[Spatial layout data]
******
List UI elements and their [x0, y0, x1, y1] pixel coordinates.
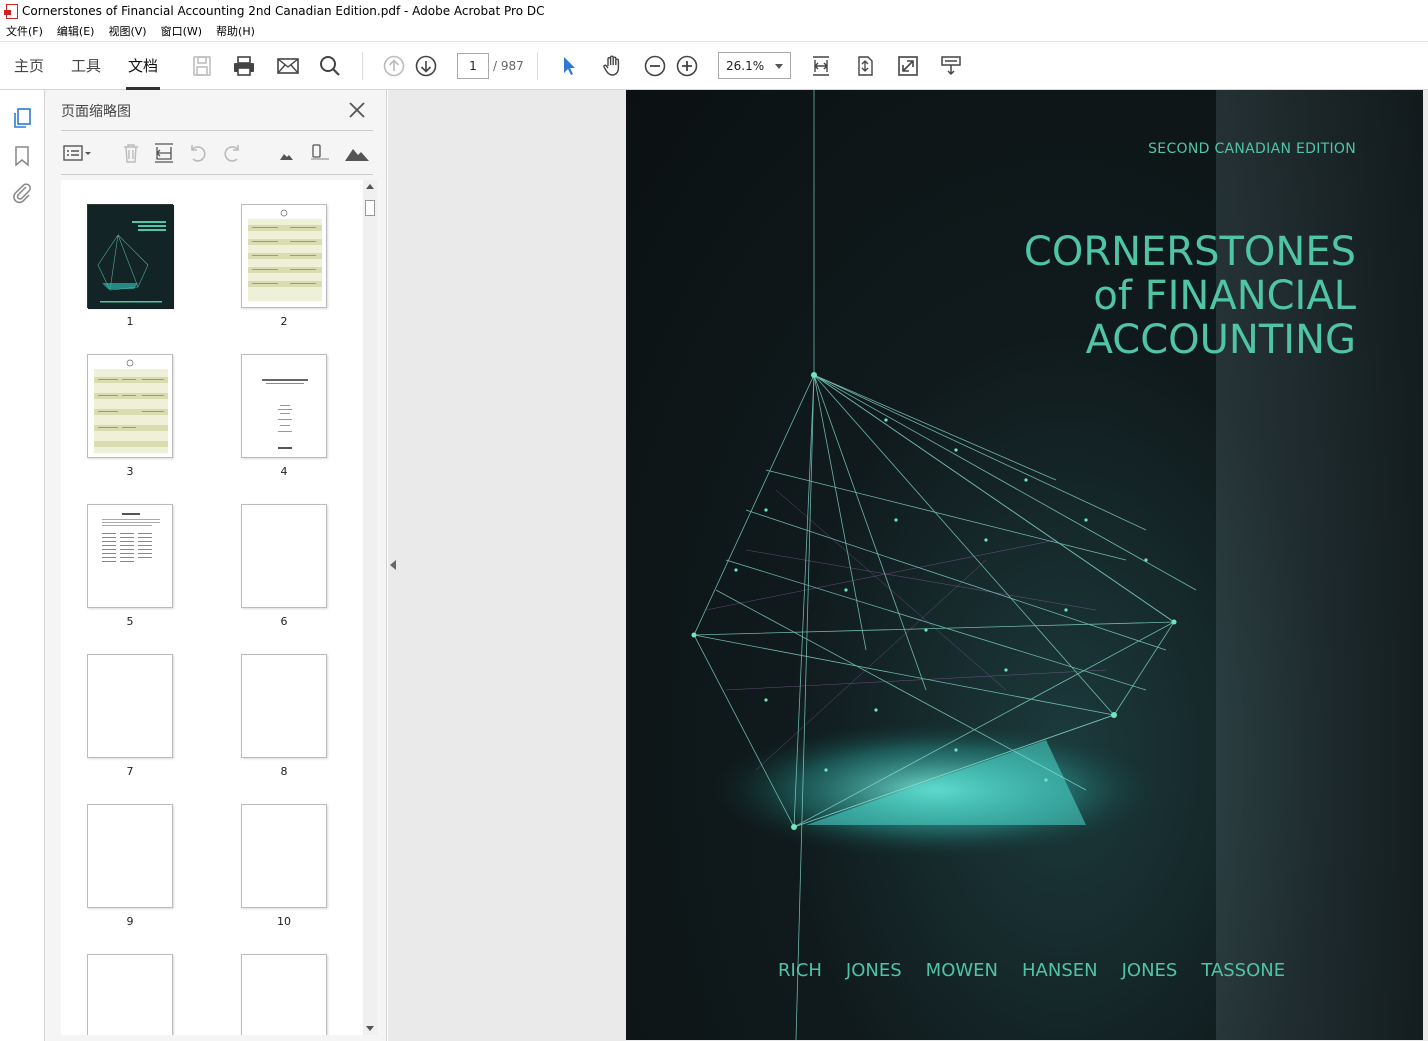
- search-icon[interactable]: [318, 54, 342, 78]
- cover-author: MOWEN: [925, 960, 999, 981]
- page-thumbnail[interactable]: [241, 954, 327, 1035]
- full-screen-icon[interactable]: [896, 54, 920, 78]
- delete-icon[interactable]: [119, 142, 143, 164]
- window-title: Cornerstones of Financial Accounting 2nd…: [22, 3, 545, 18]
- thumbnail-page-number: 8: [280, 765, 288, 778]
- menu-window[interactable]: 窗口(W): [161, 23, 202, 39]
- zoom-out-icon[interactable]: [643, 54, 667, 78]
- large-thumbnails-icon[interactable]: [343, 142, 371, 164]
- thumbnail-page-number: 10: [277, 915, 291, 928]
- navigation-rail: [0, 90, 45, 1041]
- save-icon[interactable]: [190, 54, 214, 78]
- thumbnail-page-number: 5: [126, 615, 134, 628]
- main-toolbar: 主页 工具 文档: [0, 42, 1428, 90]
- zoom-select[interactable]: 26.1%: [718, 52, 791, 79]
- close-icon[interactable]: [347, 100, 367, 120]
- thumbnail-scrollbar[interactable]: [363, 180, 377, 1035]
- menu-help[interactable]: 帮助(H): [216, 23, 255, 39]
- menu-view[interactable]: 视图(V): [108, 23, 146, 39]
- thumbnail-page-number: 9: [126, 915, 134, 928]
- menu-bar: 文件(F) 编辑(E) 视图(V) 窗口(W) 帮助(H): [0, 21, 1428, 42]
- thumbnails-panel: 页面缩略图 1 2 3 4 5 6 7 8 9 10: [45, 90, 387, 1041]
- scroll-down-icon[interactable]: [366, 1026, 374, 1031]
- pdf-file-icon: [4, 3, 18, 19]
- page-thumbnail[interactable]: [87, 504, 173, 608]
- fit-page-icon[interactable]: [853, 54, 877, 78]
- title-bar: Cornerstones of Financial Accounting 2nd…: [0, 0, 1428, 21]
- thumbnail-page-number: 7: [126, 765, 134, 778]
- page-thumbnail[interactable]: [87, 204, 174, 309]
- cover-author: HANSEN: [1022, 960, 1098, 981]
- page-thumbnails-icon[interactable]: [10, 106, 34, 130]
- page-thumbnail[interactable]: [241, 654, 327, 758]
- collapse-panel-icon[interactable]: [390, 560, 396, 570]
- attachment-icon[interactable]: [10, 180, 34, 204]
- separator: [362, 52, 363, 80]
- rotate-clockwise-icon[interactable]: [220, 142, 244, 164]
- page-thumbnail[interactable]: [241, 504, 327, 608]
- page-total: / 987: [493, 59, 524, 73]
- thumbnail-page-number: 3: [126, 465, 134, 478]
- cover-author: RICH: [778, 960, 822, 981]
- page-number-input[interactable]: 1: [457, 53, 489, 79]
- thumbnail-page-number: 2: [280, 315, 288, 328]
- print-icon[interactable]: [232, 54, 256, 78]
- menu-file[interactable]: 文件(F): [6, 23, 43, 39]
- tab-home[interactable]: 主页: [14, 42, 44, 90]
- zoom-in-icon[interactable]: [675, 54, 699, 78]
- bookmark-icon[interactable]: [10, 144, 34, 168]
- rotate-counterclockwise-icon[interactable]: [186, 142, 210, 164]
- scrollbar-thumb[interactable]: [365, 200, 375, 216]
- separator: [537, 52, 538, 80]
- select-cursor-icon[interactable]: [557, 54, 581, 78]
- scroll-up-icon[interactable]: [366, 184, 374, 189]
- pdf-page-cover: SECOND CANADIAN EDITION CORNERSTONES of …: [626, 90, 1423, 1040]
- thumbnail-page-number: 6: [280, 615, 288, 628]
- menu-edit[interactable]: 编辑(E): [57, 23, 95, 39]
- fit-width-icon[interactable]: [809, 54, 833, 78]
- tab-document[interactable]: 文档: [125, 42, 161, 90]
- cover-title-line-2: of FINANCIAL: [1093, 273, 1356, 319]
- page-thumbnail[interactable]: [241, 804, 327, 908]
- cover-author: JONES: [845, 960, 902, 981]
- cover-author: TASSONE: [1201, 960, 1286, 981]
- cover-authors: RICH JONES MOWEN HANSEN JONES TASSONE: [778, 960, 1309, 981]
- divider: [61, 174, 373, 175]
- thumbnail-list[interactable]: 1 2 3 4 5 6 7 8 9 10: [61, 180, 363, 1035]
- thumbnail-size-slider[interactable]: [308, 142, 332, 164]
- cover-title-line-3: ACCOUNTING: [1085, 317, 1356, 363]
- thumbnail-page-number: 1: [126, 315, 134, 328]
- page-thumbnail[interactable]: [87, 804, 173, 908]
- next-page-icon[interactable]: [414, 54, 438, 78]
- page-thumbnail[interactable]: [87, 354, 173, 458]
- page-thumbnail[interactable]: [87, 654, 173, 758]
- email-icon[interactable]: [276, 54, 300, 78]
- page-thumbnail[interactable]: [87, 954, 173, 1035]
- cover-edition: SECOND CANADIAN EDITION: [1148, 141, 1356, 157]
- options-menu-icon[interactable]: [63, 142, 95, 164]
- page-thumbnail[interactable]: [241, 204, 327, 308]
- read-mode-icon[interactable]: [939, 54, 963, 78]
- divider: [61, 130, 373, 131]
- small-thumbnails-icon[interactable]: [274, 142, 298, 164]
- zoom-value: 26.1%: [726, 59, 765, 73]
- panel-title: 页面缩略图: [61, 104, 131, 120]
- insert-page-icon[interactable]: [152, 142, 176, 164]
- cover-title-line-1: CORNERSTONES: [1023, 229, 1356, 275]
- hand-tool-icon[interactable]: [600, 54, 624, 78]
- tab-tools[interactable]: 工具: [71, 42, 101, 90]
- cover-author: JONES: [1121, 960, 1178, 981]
******
• Work instructions: Output every line of the records above exactly as they appear, leaving out the pictures.

• Reply to the exercise:
List UI elements and their [x0, y0, x1, y1] pixel coordinates.
- search-icon[interactable]: [318, 54, 342, 78]
- cover-author: MOWEN: [925, 960, 999, 981]
- page-thumbnail[interactable]: [241, 954, 327, 1035]
- full-screen-icon[interactable]: [896, 54, 920, 78]
- delete-icon[interactable]: [119, 142, 143, 164]
- window-title: Cornerstones of Financial Accounting 2nd…: [22, 3, 545, 18]
- thumbnail-page-number: 8: [280, 765, 288, 778]
- menu-window[interactable]: 窗口(W): [161, 23, 202, 39]
- zoom-out-icon[interactable]: [643, 54, 667, 78]
- large-thumbnails-icon[interactable]: [343, 142, 371, 164]
- thumbnail-page-number: 10: [277, 915, 291, 928]
- navigation-rail: [0, 90, 45, 1041]
- save-icon[interactable]: [190, 54, 214, 78]
- thumbnail-page-number: 5: [126, 615, 134, 628]
- main-toolbar: 主页 工具 文档: [0, 42, 1428, 90]
- zoom-select[interactable]: 26.1%: [718, 52, 791, 79]
- close-icon[interactable]: [347, 100, 367, 120]
- thumbnail-scrollbar[interactable]: [363, 180, 377, 1035]
- menu-help[interactable]: 帮助(H): [216, 23, 255, 39]
- menu-view[interactable]: 视图(V): [108, 23, 146, 39]
- thumbnail-page-number: 9: [126, 915, 134, 928]
- menu-bar: 文件(F) 编辑(E) 视图(V) 窗口(W) 帮助(H): [0, 21, 1428, 42]
- thumbnails-panel: 页面缩略图 1 2 3 4 5 6 7 8 9 10: [45, 90, 387, 1041]
- scroll-down-icon[interactable]: [366, 1026, 374, 1031]
- pdf-file-icon: [4, 3, 18, 19]
- page-thumbnail[interactable]: [87, 504, 173, 608]
- fit-page-icon[interactable]: [853, 54, 877, 78]
- title-bar: Cornerstones of Financial Accounting 2nd…: [0, 0, 1428, 21]
- thumbnail-page-number: 7: [126, 765, 134, 778]
- page-thumbnail[interactable]: [87, 204, 174, 309]
- cover-author: HANSEN: [1022, 960, 1098, 981]
- page-thumbnails-icon[interactable]: [10, 106, 34, 130]
- page-thumbnail[interactable]: [241, 654, 327, 758]
- collapse-panel-icon[interactable]: [390, 560, 396, 570]
- attachment-icon[interactable]: [10, 180, 34, 204]
- separator: [362, 52, 363, 80]
- rotate-clockwise-icon[interactable]: [220, 142, 244, 164]
- page-thumbnail[interactable]: [241, 504, 327, 608]
- page-total: / 987: [493, 59, 524, 73]
- thumbnail-page-number: 3: [126, 465, 134, 478]
- cover-author: RICH: [778, 960, 822, 981]
- page-number-input[interactable]: 1: [457, 53, 489, 79]
- thumbnail-page-number: 2: [280, 315, 288, 328]
- print-icon[interactable]: [232, 54, 256, 78]
- menu-file[interactable]: 文件(F): [6, 23, 43, 39]
- tab-home[interactable]: 主页: [14, 42, 44, 90]
- zoom-in-icon[interactable]: [675, 54, 699, 78]
- bookmark-icon[interactable]: [10, 144, 34, 168]
- rotate-counterclockwise-icon[interactable]: [186, 142, 210, 164]
- scrollbar-thumb[interactable]: [365, 200, 375, 216]
- separator: [537, 52, 538, 80]
- select-cursor-icon[interactable]: [557, 54, 581, 78]
- scroll-up-icon[interactable]: [366, 184, 374, 189]
- pdf-page-cover: SECOND CANADIAN EDITION CORNERSTONES of …: [626, 90, 1423, 1040]
- thumbnail-page-number: 6: [280, 615, 288, 628]
- menu-edit[interactable]: 编辑(E): [57, 23, 95, 39]
- fit-width-icon[interactable]: [809, 54, 833, 78]
- tab-document[interactable]: 文档: [125, 42, 161, 90]
- cover-title-line-2: of FINANCIAL: [1093, 273, 1356, 319]
- page-thumbnail[interactable]: [241, 804, 327, 908]
- cover-author: JONES: [845, 960, 902, 981]
- cover-author: TASSONE: [1201, 960, 1286, 981]
- cover-authors: RICH JONES MOWEN HANSEN JONES TASSONE: [778, 960, 1309, 981]
- divider: [61, 174, 373, 175]
- thumbnail-list[interactable]: 1 2 3 4 5 6 7 8 9 10: [61, 180, 363, 1035]
- thumbnail-size-slider[interactable]: [308, 142, 332, 164]
- cover-title-line-3: ACCOUNTING: [1085, 317, 1356, 363]
- thumbnail-page-number: 1: [126, 315, 134, 328]
- page-thumbnail[interactable]: [87, 804, 173, 908]
- next-page-icon[interactable]: [414, 54, 438, 78]
- page-thumbnail[interactable]: [87, 354, 173, 458]
- page-thumbnail[interactable]: [87, 654, 173, 758]
- email-icon[interactable]: [276, 54, 300, 78]
- page-thumbnail[interactable]: [87, 954, 173, 1035]
- cover-edition: SECOND CANADIAN EDITION: [1148, 141, 1356, 157]
- options-menu-icon[interactable]: [63, 142, 95, 164]
- page-thumbnail[interactable]: [241, 204, 327, 308]
- read-mode-icon[interactable]: [939, 54, 963, 78]
- divider: [61, 130, 373, 131]
- small-thumbnails-icon[interactable]: [274, 142, 298, 164]
- zoom-value: 26.1%: [726, 59, 765, 73]
- panel-title: 页面缩略图: [61, 104, 131, 120]
- insert-page-icon[interactable]: [152, 142, 176, 164]
- cover-title-line-1: CORNERSTONES: [1023, 229, 1356, 275]
- hand-tool-icon[interactable]: [600, 54, 624, 78]
- tab-tools[interactable]: 工具: [71, 42, 101, 90]
- cover-author: JONES: [1121, 960, 1178, 981]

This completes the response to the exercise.